_GIVEN INSTRUCTION_:
Single out the lines of the material that contain "sixth" and copy them.

[Dataset records]
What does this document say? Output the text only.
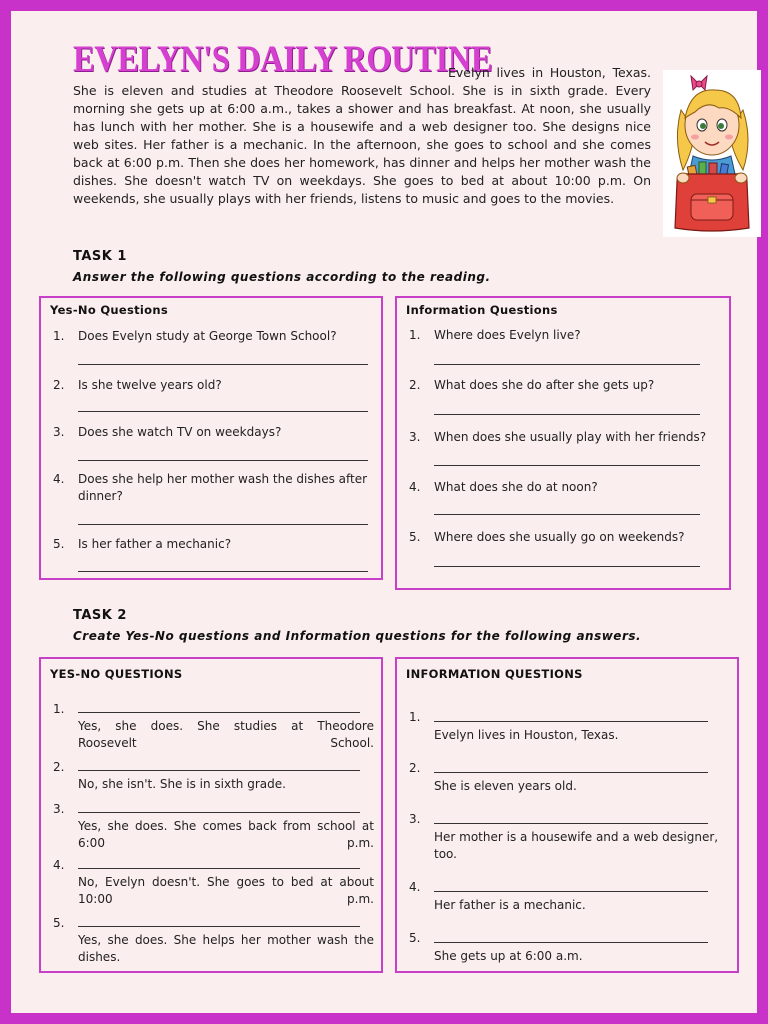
EVELYN'S DAILY ROUTINE
Evelyn lives in Houston, Texas. She is eleven and studies at Theodore Roosevelt School. She is in sixth grade. Every morning she gets up at 6:00 a.m., takes a shower and has breakfast. At noon, she usually has lunch with her mother. She is a housewife and a web designer too. She designs nice web sites. Her father is a mechanic. In the afternoon, she goes to school and she comes back at 6:00 p.m. Then she does her homework, has dinner and helps her mother wash the dishes. She doesn't watch TV on weekdays. She goes to bed at about 10:00 p.m. On weekends, she usually plays with her friends, listens to music and goes to the movies.
TASK 1
Answer the following questions according to the reading.
Yes-No Questions
1.	Does Evelyn study at George Town School?
2.	Is she twelve years old?
3.	Does she watch TV on weekdays?
4.	Does she help her mother wash the dishes after dinner?
5.	Is her father a mechanic?
Information Questions
1.	Where does Evelyn live?
2.	What does she do after she gets up?
3.	When does she usually play with her friends?
4.	What does she do at noon?
5.	Where does she usually go on weekends?
TASK 2
Create Yes-No questions and Information questions for the following answers.
YES-NO QUESTIONS
1.
Yes, she does. She studies at Theodore Roosevelt School.
2.
No, she isn't. She is in sixth grade.
3.
Yes, she does. She comes back from school at 6:00 p.m.
4.
No, Evelyn doesn't. She goes to bed at about 10:00 p.m.
5.
Yes, she does. She helps her mother wash the dishes.
INFORMATION QUESTIONS
1.
Evelyn lives in Houston, Texas.
2.
She is eleven years old.
3.
Her mother is a housewife and a web designer, too.
4.
Her father is a mechanic.
5.
She gets up at 6:00 a.m.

_RESPONSE TO THE TASK_:
Evelyn lives in Houston, Texas. She is eleven and studies at Theodore Roosevelt School. She is in sixth grade. Every morning she gets up at 6:00 a.m., takes a shower and has breakfast. At noon, she usually has lunch with her mother. She is a housewife and a web designer too. She designs nice web sites. Her father is a mechanic. In the afternoon, she goes to school and she comes back at 6:00 p.m. Then she does her homework, has dinner and helps her mother wash the dishes. She doesn't watch TV on weekdays. She goes to bed at about 10:00 p.m. On weekends, she usually plays with her friends, listens to music and goes to the movies.
No, she isn't. She is in sixth grade.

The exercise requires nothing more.